- Short problem
Read the entries below and pull out each line with the string "content".

- Excerpt from a dataset
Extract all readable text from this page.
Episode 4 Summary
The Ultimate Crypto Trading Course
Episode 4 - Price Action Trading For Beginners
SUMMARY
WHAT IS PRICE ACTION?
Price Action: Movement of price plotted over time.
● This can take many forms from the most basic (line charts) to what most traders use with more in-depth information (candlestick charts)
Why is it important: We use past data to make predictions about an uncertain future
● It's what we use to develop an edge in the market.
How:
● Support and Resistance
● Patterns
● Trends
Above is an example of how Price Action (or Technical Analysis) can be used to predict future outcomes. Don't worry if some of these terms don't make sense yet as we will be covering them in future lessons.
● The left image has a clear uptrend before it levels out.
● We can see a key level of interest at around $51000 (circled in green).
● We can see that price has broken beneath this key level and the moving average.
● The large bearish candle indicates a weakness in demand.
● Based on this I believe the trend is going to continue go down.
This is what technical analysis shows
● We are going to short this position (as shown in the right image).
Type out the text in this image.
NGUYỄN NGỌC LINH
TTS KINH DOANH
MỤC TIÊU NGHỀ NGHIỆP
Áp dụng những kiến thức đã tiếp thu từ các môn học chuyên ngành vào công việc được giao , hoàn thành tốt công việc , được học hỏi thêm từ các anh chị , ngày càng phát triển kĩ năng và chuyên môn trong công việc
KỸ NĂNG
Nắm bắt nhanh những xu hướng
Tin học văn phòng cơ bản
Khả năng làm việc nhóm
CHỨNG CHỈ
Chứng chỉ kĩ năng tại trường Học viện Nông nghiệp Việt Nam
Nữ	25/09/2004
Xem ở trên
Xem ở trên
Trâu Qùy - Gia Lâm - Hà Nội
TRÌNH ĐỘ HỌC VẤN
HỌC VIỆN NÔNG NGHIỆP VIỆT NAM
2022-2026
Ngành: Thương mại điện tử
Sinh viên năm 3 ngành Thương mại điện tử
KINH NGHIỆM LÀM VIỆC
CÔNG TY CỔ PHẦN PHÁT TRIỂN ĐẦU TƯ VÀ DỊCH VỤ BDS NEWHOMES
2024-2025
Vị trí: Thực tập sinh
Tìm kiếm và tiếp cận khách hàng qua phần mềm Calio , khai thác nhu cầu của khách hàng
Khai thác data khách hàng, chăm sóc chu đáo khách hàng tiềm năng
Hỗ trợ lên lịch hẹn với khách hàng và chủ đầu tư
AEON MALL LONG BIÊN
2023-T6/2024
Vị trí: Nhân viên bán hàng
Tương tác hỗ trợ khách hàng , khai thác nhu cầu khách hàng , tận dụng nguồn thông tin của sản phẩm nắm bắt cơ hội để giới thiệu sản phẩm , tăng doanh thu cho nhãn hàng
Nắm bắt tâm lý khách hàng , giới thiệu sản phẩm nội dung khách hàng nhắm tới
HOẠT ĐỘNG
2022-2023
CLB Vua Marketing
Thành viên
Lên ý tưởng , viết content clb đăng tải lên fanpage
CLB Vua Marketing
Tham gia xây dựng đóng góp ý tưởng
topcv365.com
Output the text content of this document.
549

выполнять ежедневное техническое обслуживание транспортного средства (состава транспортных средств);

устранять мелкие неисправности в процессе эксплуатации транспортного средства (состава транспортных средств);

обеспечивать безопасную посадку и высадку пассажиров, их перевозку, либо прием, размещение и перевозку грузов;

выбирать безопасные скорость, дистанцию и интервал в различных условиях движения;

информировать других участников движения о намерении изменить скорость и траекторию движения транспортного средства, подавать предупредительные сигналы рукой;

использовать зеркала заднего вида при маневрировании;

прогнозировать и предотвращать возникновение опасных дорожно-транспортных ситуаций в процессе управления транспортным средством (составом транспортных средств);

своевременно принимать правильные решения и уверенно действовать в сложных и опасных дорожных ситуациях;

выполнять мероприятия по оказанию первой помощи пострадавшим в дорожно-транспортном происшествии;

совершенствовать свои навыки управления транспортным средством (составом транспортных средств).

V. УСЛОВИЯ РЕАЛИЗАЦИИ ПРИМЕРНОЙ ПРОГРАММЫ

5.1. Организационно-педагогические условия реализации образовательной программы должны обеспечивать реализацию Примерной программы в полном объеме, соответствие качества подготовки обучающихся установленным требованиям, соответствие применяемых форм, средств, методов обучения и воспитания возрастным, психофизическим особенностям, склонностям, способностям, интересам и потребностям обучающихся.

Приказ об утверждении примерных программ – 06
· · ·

- Answer to this task
Lên ý tưởng , viết content clb đăng tải lên fanpage
Output the text content of this document.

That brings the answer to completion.